What you need to do — Filter the data below for the string "take" and copy each matching line.

Entries provided —
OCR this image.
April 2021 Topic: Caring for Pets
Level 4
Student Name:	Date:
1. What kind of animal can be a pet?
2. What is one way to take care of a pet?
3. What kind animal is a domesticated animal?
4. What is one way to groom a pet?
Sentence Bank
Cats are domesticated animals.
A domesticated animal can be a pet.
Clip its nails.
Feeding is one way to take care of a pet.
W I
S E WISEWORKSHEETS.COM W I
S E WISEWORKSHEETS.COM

Written solution —
2. What is one way to take care of a pet?
Feeding is one way to take care of a pet.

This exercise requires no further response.